Excerpt from a dataset
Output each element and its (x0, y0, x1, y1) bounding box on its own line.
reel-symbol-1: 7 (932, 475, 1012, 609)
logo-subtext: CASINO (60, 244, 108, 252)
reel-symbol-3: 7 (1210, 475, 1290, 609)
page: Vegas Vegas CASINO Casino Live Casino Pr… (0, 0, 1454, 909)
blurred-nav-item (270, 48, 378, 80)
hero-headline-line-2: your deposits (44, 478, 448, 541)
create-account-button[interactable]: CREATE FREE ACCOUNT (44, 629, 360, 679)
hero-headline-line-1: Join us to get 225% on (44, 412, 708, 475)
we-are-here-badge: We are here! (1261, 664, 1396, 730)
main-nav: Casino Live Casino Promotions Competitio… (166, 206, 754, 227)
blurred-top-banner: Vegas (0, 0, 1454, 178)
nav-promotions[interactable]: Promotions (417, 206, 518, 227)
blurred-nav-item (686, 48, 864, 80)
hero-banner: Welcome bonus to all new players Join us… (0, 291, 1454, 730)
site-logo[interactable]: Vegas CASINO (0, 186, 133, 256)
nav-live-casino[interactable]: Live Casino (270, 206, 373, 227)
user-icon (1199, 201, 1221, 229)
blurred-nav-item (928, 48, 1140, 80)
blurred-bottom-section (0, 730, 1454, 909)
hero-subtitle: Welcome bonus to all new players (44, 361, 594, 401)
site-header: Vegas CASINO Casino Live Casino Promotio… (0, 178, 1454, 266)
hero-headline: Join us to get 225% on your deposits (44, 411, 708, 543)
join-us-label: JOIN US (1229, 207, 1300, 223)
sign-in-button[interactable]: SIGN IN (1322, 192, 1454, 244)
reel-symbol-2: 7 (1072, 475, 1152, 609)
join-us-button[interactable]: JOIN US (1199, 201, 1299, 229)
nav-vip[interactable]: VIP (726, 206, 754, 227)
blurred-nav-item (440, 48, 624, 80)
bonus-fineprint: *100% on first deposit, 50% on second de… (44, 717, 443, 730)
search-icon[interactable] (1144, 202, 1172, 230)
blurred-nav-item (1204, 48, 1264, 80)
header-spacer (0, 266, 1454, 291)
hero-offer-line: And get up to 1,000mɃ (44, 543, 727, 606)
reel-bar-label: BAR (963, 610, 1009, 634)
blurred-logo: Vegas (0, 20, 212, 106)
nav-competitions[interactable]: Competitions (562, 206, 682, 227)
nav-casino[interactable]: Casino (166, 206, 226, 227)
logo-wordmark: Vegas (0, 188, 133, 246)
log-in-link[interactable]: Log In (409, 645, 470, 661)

==

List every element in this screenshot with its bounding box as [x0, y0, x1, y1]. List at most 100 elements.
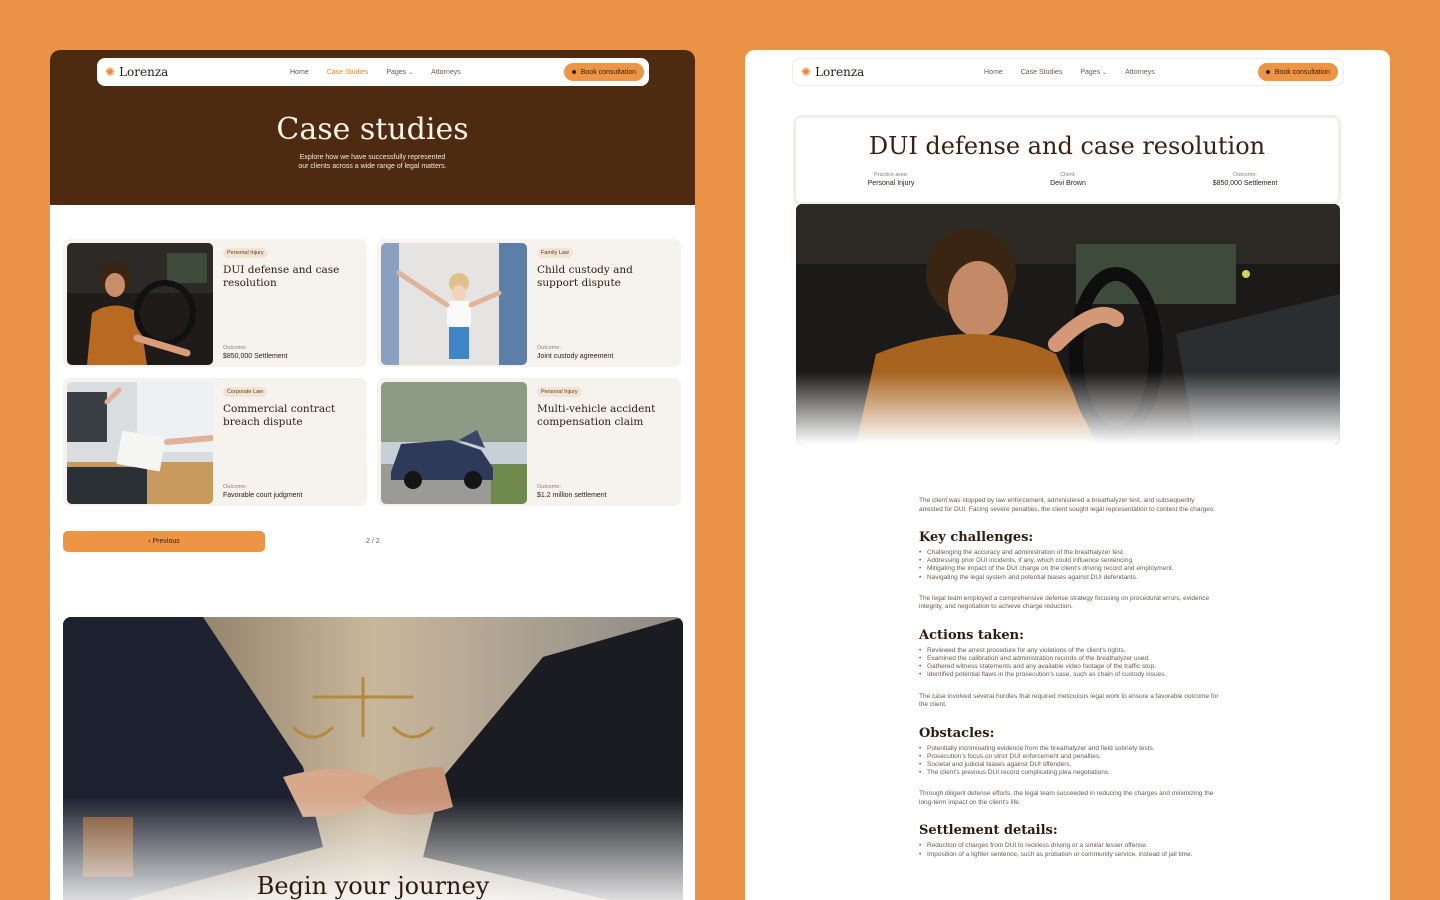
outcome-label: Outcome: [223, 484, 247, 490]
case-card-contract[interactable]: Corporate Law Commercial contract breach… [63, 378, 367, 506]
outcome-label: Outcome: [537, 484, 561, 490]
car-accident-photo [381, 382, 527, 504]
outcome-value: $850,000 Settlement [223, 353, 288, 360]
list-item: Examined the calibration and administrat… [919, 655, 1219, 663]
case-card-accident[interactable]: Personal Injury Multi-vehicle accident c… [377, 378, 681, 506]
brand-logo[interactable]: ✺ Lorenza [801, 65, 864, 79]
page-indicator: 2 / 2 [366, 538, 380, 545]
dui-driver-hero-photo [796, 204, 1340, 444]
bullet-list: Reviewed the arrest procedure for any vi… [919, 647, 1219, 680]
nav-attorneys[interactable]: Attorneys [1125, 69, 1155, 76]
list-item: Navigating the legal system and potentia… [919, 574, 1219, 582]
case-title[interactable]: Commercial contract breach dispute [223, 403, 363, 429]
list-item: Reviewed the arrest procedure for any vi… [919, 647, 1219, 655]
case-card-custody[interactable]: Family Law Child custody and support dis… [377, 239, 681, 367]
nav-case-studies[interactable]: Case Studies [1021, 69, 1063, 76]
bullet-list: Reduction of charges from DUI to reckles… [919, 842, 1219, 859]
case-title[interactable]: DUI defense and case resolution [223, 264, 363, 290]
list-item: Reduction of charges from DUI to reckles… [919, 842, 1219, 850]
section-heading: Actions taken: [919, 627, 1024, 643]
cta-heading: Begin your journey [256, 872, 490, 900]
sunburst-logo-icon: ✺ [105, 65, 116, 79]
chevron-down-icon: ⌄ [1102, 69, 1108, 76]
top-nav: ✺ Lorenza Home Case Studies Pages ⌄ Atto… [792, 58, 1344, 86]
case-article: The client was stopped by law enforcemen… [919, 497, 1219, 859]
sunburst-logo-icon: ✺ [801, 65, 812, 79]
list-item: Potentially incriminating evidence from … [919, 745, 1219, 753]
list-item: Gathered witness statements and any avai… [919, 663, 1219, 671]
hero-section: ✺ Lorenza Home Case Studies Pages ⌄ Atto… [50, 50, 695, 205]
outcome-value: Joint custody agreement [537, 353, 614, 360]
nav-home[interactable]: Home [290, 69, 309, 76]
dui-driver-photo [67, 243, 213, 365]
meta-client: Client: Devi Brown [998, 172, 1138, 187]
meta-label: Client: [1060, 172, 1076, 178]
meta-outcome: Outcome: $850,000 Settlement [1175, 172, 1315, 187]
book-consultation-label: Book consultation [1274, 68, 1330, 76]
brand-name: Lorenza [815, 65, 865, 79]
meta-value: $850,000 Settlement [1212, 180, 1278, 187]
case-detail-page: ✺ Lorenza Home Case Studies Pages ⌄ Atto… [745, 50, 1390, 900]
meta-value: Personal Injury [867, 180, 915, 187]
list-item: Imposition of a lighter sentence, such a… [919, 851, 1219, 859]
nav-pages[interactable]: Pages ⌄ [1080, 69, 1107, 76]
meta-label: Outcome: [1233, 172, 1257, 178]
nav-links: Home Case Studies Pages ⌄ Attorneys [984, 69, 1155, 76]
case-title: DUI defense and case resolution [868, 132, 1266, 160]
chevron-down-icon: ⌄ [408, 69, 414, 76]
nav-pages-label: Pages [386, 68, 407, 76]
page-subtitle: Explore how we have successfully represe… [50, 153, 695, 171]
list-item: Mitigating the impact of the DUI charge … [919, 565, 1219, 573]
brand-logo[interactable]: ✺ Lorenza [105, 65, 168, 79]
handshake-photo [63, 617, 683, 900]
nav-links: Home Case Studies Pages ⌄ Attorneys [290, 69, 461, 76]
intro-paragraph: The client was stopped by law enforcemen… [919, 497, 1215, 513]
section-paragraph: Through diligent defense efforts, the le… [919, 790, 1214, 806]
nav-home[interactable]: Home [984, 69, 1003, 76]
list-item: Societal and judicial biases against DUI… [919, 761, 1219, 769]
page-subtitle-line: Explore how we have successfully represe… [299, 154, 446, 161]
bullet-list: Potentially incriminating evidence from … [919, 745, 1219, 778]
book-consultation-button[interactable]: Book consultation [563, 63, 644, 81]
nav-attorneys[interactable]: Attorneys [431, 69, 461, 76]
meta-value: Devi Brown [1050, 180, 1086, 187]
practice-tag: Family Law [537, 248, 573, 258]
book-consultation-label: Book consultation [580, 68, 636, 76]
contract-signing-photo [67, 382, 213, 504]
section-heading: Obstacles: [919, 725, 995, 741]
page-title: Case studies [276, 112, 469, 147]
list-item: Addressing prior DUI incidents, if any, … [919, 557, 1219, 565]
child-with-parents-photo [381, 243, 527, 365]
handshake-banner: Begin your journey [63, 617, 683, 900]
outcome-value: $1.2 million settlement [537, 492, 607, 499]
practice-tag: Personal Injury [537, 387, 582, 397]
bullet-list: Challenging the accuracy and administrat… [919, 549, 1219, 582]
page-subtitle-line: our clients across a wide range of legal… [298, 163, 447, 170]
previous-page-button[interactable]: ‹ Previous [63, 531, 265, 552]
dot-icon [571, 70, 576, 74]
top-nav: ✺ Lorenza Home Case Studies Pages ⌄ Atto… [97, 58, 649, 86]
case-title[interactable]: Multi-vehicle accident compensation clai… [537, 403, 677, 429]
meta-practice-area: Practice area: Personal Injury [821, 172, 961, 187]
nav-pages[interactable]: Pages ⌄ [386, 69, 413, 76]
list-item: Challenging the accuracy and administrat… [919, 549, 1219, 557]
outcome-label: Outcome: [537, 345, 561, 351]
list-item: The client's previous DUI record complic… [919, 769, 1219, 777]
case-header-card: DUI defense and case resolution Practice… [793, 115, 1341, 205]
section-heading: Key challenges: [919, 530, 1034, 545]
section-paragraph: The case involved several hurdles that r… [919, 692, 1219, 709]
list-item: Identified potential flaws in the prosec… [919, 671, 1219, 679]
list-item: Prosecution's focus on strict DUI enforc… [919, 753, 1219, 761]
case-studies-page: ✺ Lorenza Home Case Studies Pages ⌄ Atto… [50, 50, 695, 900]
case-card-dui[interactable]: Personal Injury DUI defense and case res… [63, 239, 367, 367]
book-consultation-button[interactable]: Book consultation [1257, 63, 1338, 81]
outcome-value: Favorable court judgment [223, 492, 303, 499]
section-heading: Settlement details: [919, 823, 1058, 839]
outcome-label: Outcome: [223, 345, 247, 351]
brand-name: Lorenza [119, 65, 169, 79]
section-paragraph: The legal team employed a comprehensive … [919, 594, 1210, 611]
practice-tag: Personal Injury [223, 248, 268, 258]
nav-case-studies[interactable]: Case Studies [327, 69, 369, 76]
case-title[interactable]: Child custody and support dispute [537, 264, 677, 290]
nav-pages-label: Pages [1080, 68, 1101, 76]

Directive:
Repeat the items from the line containing "outcome-label: Outcome: [223, 484, 247, 490]" to the line containing "dui-driver-hero-photo [796, 204, 1340, 444]", with both of those lines included, word for word.

Reply to the task:
outcome-label: Outcome: [223, 484, 247, 490]
case-card-contract[interactable]: Corporate Law Commercial contract breach… [63, 378, 367, 506]
outcome-label: Outcome: [537, 484, 561, 490]
car-accident-photo [381, 382, 527, 504]
outcome-value: $850,000 Settlement [223, 353, 288, 360]
list-item: Examined the calibration and administrat… [919, 655, 1219, 663]
case-card-accident[interactable]: Personal Injury Multi-vehicle accident c… [377, 378, 681, 506]
brand-logo[interactable]: ✺ Lorenza [801, 65, 864, 79]
page-indicator: 2 / 2 [366, 538, 380, 545]
dui-driver-hero-photo [796, 204, 1340, 444]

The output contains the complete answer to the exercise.